* **GIVEN DATA**:
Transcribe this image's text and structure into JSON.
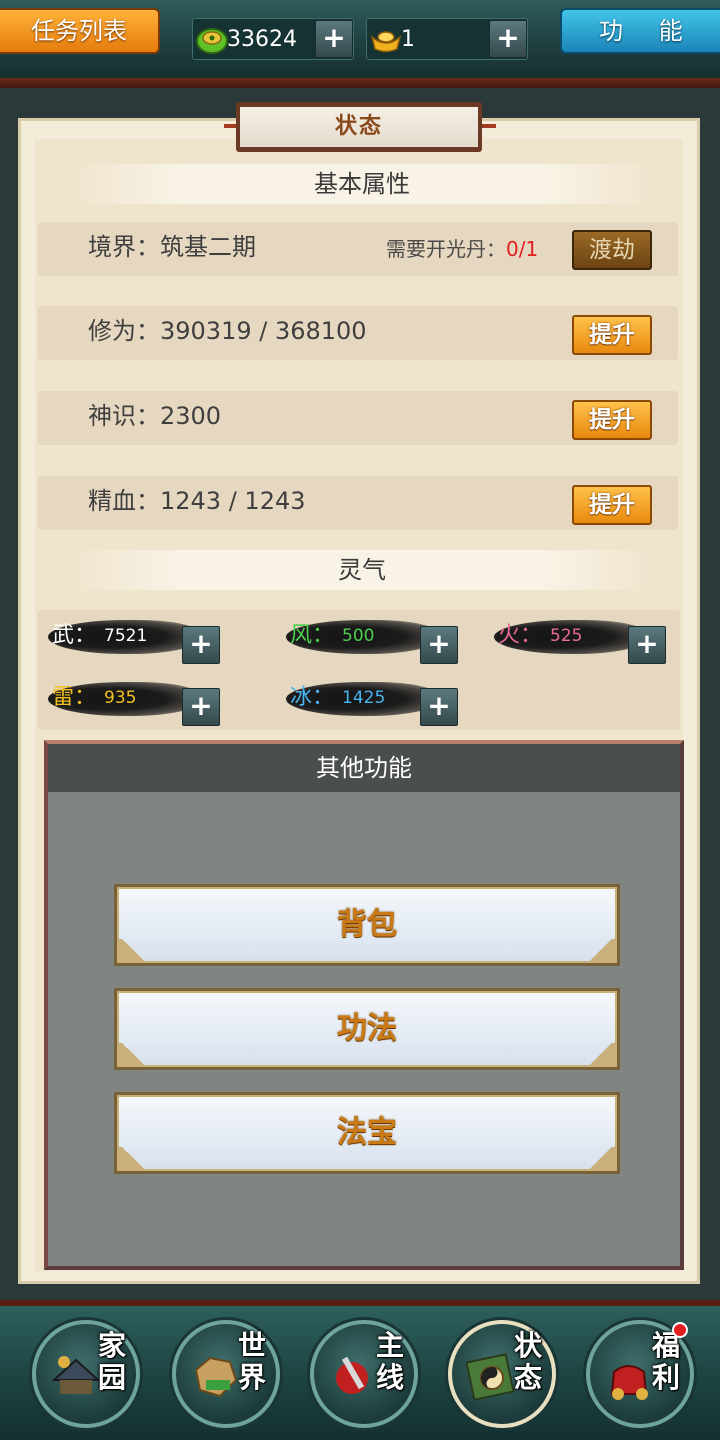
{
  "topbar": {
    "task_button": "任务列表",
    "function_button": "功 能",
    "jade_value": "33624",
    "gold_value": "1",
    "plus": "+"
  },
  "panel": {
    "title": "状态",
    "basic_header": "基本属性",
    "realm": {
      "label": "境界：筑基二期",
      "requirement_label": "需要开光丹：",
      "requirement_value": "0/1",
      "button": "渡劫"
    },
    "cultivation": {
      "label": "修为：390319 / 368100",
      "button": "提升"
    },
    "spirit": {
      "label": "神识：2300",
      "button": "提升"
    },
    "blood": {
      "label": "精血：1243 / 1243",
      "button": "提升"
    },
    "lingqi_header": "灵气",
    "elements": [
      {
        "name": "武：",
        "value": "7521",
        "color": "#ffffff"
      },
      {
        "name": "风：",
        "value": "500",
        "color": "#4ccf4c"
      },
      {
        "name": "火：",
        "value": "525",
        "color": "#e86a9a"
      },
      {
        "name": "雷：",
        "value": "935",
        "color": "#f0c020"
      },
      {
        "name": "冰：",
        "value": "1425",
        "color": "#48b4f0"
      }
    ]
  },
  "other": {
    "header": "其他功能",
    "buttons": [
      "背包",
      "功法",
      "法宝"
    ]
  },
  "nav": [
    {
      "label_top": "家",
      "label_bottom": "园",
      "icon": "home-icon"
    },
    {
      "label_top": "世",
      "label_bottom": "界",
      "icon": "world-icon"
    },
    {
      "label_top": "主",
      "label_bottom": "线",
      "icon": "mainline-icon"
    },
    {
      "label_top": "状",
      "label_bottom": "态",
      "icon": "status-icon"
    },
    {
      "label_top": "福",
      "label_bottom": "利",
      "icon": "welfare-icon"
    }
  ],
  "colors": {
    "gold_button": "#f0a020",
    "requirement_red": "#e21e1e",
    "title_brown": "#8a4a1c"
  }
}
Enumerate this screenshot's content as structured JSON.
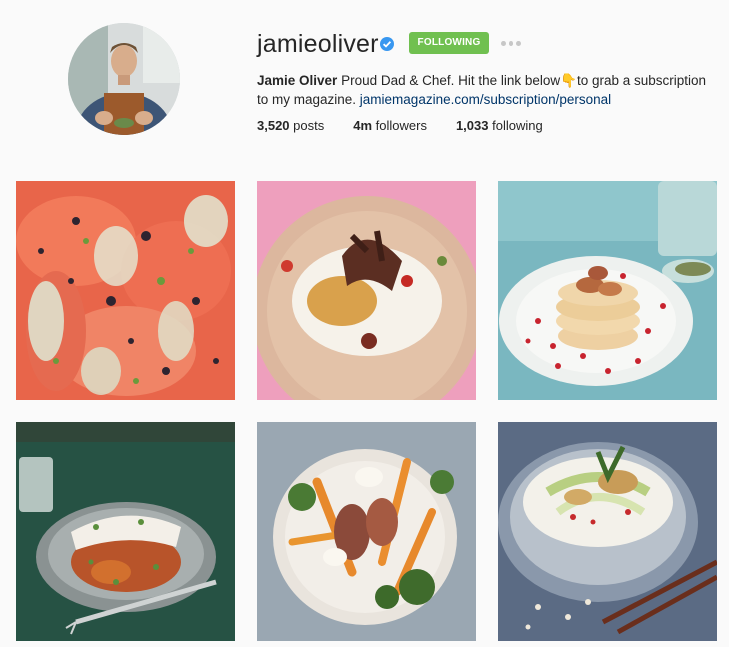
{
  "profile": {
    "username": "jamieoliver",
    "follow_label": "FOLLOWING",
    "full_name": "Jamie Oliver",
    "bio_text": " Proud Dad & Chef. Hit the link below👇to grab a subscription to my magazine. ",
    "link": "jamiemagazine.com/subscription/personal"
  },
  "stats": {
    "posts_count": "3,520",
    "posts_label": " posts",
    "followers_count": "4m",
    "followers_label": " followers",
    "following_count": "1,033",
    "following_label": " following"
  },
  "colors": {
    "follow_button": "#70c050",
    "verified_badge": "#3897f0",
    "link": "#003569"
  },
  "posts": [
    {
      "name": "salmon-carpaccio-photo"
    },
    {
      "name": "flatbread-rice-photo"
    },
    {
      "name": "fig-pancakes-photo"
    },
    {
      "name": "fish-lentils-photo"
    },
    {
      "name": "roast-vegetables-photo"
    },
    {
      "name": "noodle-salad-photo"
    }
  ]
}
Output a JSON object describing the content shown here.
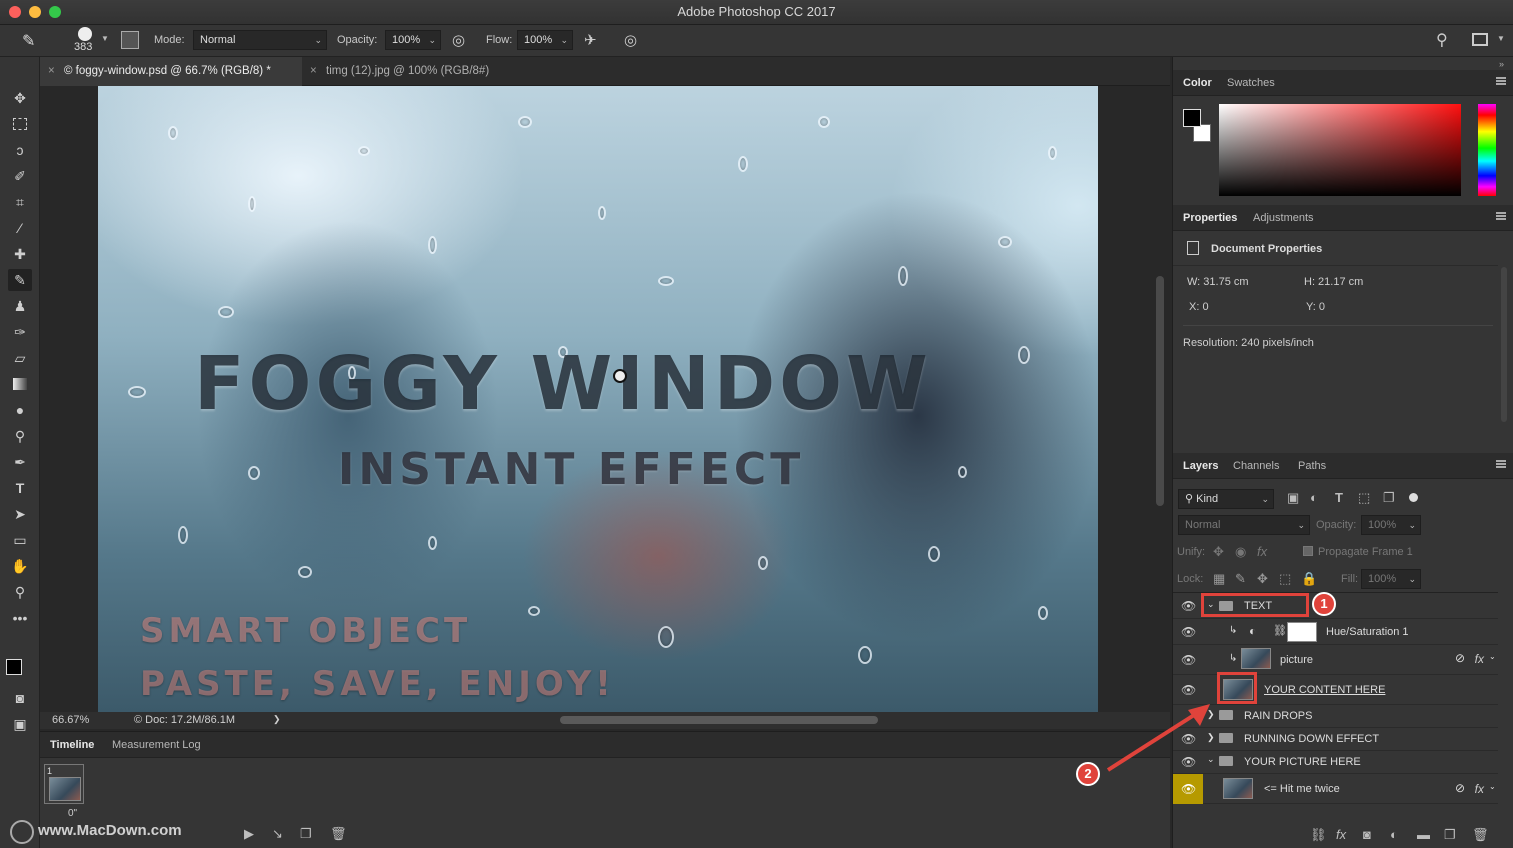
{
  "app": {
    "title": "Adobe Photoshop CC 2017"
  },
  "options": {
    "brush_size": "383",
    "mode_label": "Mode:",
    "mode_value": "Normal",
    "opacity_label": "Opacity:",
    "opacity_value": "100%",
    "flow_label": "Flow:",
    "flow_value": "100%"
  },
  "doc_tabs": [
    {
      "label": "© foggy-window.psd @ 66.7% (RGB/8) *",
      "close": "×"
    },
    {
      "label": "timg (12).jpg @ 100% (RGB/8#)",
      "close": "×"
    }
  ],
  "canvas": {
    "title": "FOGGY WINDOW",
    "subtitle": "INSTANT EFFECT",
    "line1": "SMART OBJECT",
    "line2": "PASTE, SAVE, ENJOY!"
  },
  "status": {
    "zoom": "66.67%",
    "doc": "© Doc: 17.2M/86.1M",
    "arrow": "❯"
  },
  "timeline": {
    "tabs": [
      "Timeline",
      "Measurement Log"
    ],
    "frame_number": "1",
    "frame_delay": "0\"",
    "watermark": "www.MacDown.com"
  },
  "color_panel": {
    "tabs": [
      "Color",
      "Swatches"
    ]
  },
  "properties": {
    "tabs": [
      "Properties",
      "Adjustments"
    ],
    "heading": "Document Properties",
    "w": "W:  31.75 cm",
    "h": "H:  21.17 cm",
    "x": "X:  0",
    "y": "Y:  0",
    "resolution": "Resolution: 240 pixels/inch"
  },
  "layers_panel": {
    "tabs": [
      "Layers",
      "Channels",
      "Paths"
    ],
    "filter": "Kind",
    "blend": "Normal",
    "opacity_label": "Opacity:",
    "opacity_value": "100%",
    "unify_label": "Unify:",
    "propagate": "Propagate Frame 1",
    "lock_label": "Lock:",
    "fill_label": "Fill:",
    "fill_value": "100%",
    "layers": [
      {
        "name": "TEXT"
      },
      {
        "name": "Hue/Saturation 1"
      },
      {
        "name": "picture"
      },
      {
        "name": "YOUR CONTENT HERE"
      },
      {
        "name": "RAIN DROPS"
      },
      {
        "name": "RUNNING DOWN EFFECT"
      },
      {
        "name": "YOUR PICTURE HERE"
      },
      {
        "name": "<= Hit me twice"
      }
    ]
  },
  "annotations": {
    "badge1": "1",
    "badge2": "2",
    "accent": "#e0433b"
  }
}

* **TASK**:
Leave the pictures out and reproduce each record exactly as written.

* **RESULT FOR THIS EXERCISE**:
Transcribe this image's text and structure into JSON.
{
  "topbar": {
    "task_button": "任务列表",
    "function_button": "功 能",
    "jade_value": "33624",
    "gold_value": "1",
    "plus": "+"
  },
  "panel": {
    "title": "状态",
    "basic_header": "基本属性",
    "realm": {
      "label": "境界：筑基二期",
      "requirement_label": "需要开光丹：",
      "requirement_value": "0/1",
      "button": "渡劫"
    },
    "cultivation": {
      "label": "修为：390319 / 368100",
      "button": "提升"
    },
    "spirit": {
      "label": "神识：2300",
      "button": "提升"
    },
    "blood": {
      "label": "精血：1243 / 1243",
      "button": "提升"
    },
    "lingqi_header": "灵气",
    "elements": [
      {
        "name": "武：",
        "value": "7521",
        "color": "#ffffff"
      },
      {
        "name": "风：",
        "value": "500",
        "color": "#4ccf4c"
      },
      {
        "name": "火：",
        "value": "525",
        "color": "#e86a9a"
      },
      {
        "name": "雷：",
        "value": "935",
        "color": "#f0c020"
      },
      {
        "name": "冰：",
        "value": "1425",
        "color": "#48b4f0"
      }
    ]
  },
  "other": {
    "header": "其他功能",
    "buttons": [
      "背包",
      "功法",
      "法宝"
    ]
  },
  "nav": [
    {
      "label_top": "家",
      "label_bottom": "园",
      "icon": "home-icon"
    },
    {
      "label_top": "世",
      "label_bottom": "界",
      "icon": "world-icon"
    },
    {
      "label_top": "主",
      "label_bottom": "线",
      "icon": "mainline-icon"
    },
    {
      "label_top": "状",
      "label_bottom": "态",
      "icon": "status-icon"
    },
    {
      "label_top": "福",
      "label_bottom": "利",
      "icon": "welfare-icon"
    }
  ],
  "colors": {
    "gold_button": "#f0a020",
    "requirement_red": "#e21e1e",
    "title_brown": "#8a4a1c"
  }
}
Enumerate this screenshot's content as structured JSON.
{
  "profile": {
    "username": "jamieoliver",
    "follow_label": "FOLLOWING",
    "full_name": "Jamie Oliver",
    "bio_text": " Proud Dad & Chef. Hit the link below👇to grab a subscription to my magazine. ",
    "link": "jamiemagazine.com/subscription/personal"
  },
  "stats": {
    "posts_count": "3,520",
    "posts_label": " posts",
    "followers_count": "4m",
    "followers_label": " followers",
    "following_count": "1,033",
    "following_label": " following"
  },
  "colors": {
    "follow_button": "#70c050",
    "verified_badge": "#3897f0",
    "link": "#003569"
  },
  "posts": [
    {
      "name": "salmon-carpaccio-photo"
    },
    {
      "name": "flatbread-rice-photo"
    },
    {
      "name": "fig-pancakes-photo"
    },
    {
      "name": "fish-lentils-photo"
    },
    {
      "name": "roast-vegetables-photo"
    },
    {
      "name": "noodle-salad-photo"
    }
  ]
}
Output a JSON object describing the content shown here.
{
  "app": {
    "title": "Adobe Photoshop CC 2017"
  },
  "options": {
    "brush_size": "383",
    "mode_label": "Mode:",
    "mode_value": "Normal",
    "opacity_label": "Opacity:",
    "opacity_value": "100%",
    "flow_label": "Flow:",
    "flow_value": "100%"
  },
  "doc_tabs": [
    {
      "label": "© foggy-window.psd @ 66.7% (RGB/8) *",
      "close": "×"
    },
    {
      "label": "timg (12).jpg @ 100% (RGB/8#)",
      "close": "×"
    }
  ],
  "canvas": {
    "title": "FOGGY WINDOW",
    "subtitle": "INSTANT EFFECT",
    "line1": "SMART OBJECT",
    "line2": "PASTE, SAVE, ENJOY!"
  },
  "status": {
    "zoom": "66.67%",
    "doc": "© Doc: 17.2M/86.1M",
    "arrow": "❯"
  },
  "timeline": {
    "tabs": [
      "Timeline",
      "Measurement Log"
    ],
    "frame_number": "1",
    "frame_delay": "0\"",
    "watermark": "www.MacDown.com"
  },
  "color_panel": {
    "tabs": [
      "Color",
      "Swatches"
    ]
  },
  "properties": {
    "tabs": [
      "Properties",
      "Adjustments"
    ],
    "heading": "Document Properties",
    "w": "W:  31.75 cm",
    "h": "H:  21.17 cm",
    "x": "X:  0",
    "y": "Y:  0",
    "resolution": "Resolution: 240 pixels/inch"
  },
  "layers_panel": {
    "tabs": [
      "Layers",
      "Channels",
      "Paths"
    ],
    "filter": "Kind",
    "blend": "Normal",
    "opacity_label": "Opacity:",
    "opacity_value": "100%",
    "unify_label": "Unify:",
    "propagate": "Propagate Frame 1",
    "lock_label": "Lock:",
    "fill_label": "Fill:",
    "fill_value": "100%",
    "layers": [
      {
        "name": "TEXT"
      },
      {
        "name": "Hue/Saturation 1"
      },
      {
        "name": "picture"
      },
      {
        "name": "YOUR CONTENT HERE"
      },
      {
        "name": "RAIN DROPS"
      },
      {
        "name": "RUNNING DOWN EFFECT"
      },
      {
        "name": "YOUR PICTURE HERE"
      },
      {
        "name": "<= Hit me twice"
      }
    ]
  },
  "annotations": {
    "badge1": "1",
    "badge2": "2",
    "accent": "#e0433b"
  }
}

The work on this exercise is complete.